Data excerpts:
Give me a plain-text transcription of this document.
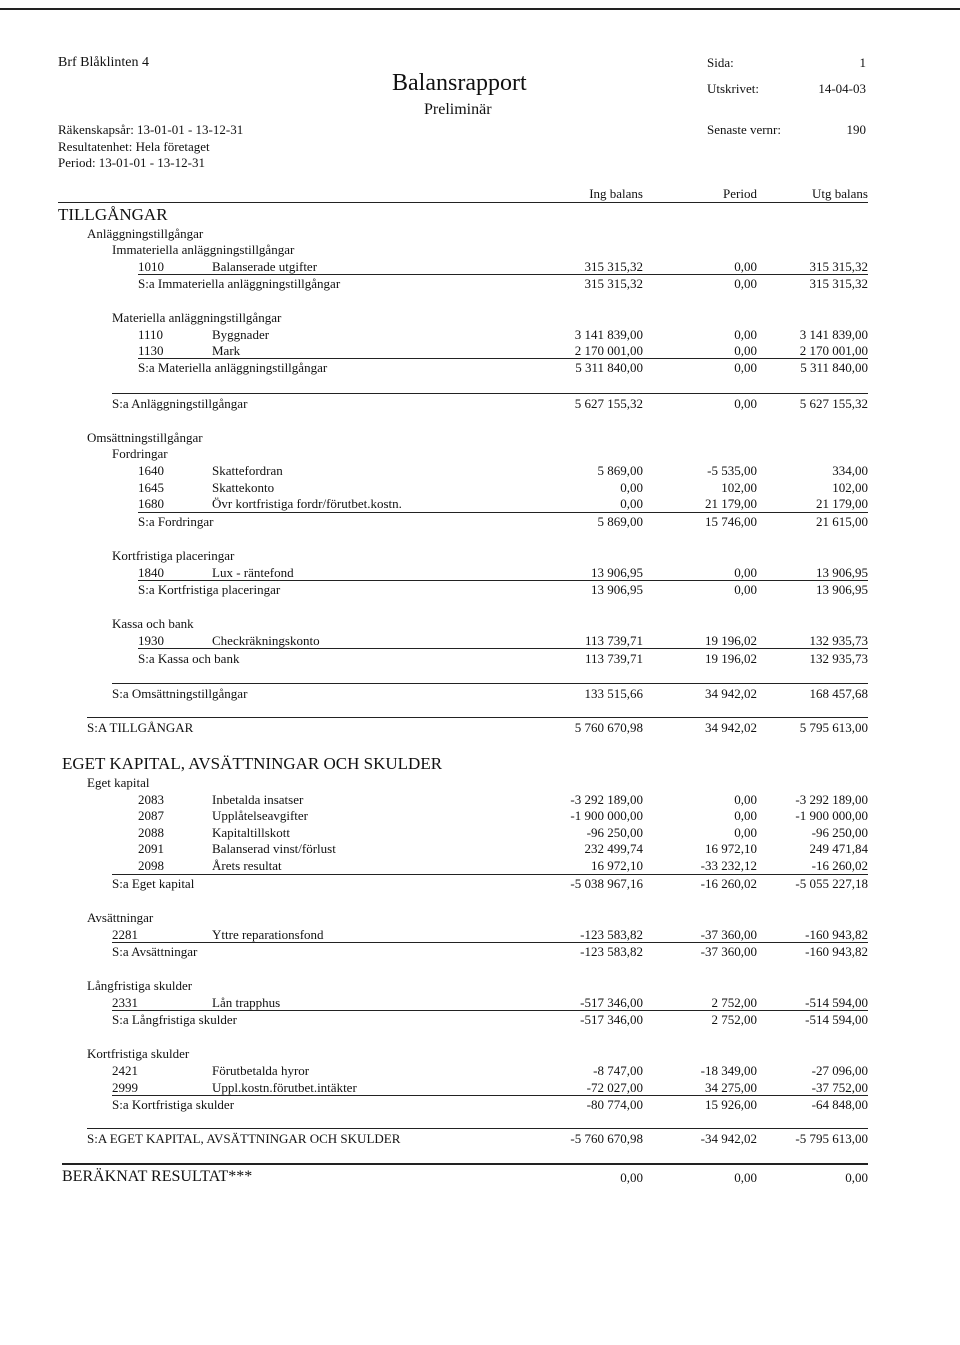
Brf Blåklinten 4
Balansrapport
Preliminär
Räkenskapsår: 13-01-01 - 13-12-31
Resultatenhet: Hela företaget
Period: 13-01-01 - 13-12-31
Sida:	1
Utskrivet:	14-04-03
Senaste vernr:	190
Ing balans	Period	Utg balans
TILLGÅNGAR
Anläggningstillgångar
Immateriella anläggningstillgångar
1010	Balanserade utgifter	315 315,32	0,00	315 315,32
S:a Immateriella anläggningstillgångar	315 315,32	0,00	315 315,32
Materiella anläggningstillgångar
1110	Byggnader	3 141 839,00	0,00	3 141 839,00
1130	Mark	2 170 001,00	0,00	2 170 001,00
S:a Materiella anläggningstillgångar	5 311 840,00	0,00	5 311 840,00
S:a Anläggningstillgångar	5 627 155,32	0,00	5 627 155,32
Omsättningstillgångar
Fordringar
1640	Skattefordran	5 869,00	-5 535,00	334,00
1645	Skattekonto	0,00	102,00	102,00
1680	Övr kortfristiga fordr/förutbet.kostn.	0,00	21 179,00	21 179,00
S:a Fordringar	5 869,00	15 746,00	21 615,00
Kortfristiga placeringar
1840	Lux - räntefond	13 906,95	0,00	13 906,95
S:a Kortfristiga placeringar	13 906,95	0,00	13 906,95
Kassa och bank
1930	Checkräkningskonto	113 739,71	19 196,02	132 935,73
S:a Kassa och bank	113 739,71	19 196,02	132 935,73
S:a Omsättningstillgångar	133 515,66	34 942,02	168 457,68
S:A TILLGÅNGAR	5 760 670,98	34 942,02	5 795 613,00
EGET KAPITAL, AVSÄTTNINGAR OCH SKULDER
Eget kapital
2083	Inbetalda insatser	-3 292 189,00	0,00	-3 292 189,00
2087	Upplåtelseavgifter	-1 900 000,00	0,00	-1 900 000,00
2088	Kapitaltillskott	-96 250,00	0,00	-96 250,00
2091	Balanserad vinst/förlust	232 499,74	16 972,10	249 471,84
2098	Årets resultat	16 972,10	-33 232,12	-16 260,02
S:a Eget kapital	-5 038 967,16	-16 260,02	-5 055 227,18
Avsättningar
2281	Yttre reparationsfond	-123 583,82	-37 360,00	-160 943,82
S:a Avsättningar	-123 583,82	-37 360,00	-160 943,82
Långfristiga skulder
2331	Lån trapphus	-517 346,00	2 752,00	-514 594,00
S:a Långfristiga skulder	-517 346,00	2 752,00	-514 594,00
Kortfristiga skulder
2421	Förutbetalda hyror	-8 747,00	-18 349,00	-27 096,00
2999	Uppl.kostn.förutbet.intäkter	-72 027,00	34 275,00	-37 752,00
S:a Kortfristiga skulder	-80 774,00	15 926,00	-64 848,00
S:A EGET KAPITAL, AVSÄTTNINGAR OCH SKULDER	-5 760 670,98	-34 942,02	-5 795 613,00
BERÄKNAT RESULTAT***	0,00	0,00	0,00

What to work on: Return each line in the records that holds the string "Immateriella".

Result of the task:
Immateriella anläggningstillgångar
S:a Immateriella anläggningstillgångar	315 315,32	0,00	315 315,32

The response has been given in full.